----- DATASET RECORDS

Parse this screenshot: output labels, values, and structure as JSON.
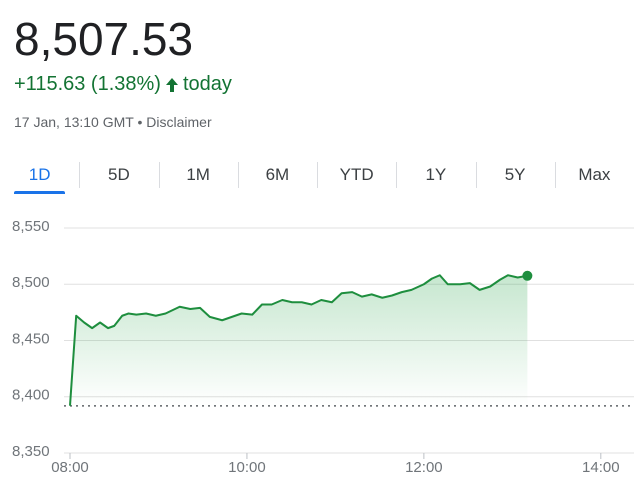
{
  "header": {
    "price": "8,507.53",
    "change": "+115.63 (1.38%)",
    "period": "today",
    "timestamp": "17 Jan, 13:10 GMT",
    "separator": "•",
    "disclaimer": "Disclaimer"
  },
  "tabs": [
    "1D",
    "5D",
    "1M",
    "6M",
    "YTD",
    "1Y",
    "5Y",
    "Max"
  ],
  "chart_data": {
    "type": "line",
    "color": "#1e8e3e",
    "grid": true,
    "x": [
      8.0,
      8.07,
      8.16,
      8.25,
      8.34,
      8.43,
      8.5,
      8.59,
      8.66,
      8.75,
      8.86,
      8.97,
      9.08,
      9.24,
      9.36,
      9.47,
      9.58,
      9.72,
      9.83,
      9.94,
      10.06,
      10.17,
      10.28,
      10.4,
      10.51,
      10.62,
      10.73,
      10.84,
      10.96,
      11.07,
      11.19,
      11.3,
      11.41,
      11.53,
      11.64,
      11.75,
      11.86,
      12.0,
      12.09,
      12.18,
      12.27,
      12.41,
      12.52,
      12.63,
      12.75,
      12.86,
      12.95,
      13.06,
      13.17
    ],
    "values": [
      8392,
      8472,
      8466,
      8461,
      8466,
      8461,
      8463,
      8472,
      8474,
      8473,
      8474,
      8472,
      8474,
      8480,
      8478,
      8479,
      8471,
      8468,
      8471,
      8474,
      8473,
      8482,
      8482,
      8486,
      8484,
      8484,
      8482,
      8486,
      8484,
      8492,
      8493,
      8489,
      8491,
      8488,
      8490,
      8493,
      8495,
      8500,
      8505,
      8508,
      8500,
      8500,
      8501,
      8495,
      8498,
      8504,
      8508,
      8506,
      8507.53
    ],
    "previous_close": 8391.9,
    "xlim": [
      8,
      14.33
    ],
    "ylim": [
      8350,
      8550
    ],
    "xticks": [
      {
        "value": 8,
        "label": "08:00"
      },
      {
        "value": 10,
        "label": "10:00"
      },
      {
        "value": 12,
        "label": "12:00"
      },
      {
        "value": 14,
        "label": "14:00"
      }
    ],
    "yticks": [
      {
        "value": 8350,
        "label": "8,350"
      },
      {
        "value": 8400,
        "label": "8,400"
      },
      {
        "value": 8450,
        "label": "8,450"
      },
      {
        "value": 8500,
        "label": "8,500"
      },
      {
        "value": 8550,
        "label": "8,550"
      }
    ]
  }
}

----------

TASK DIRECTIONS: How many lines of these entries hold the string "values"? Answer with the number alone.

RESULT: 2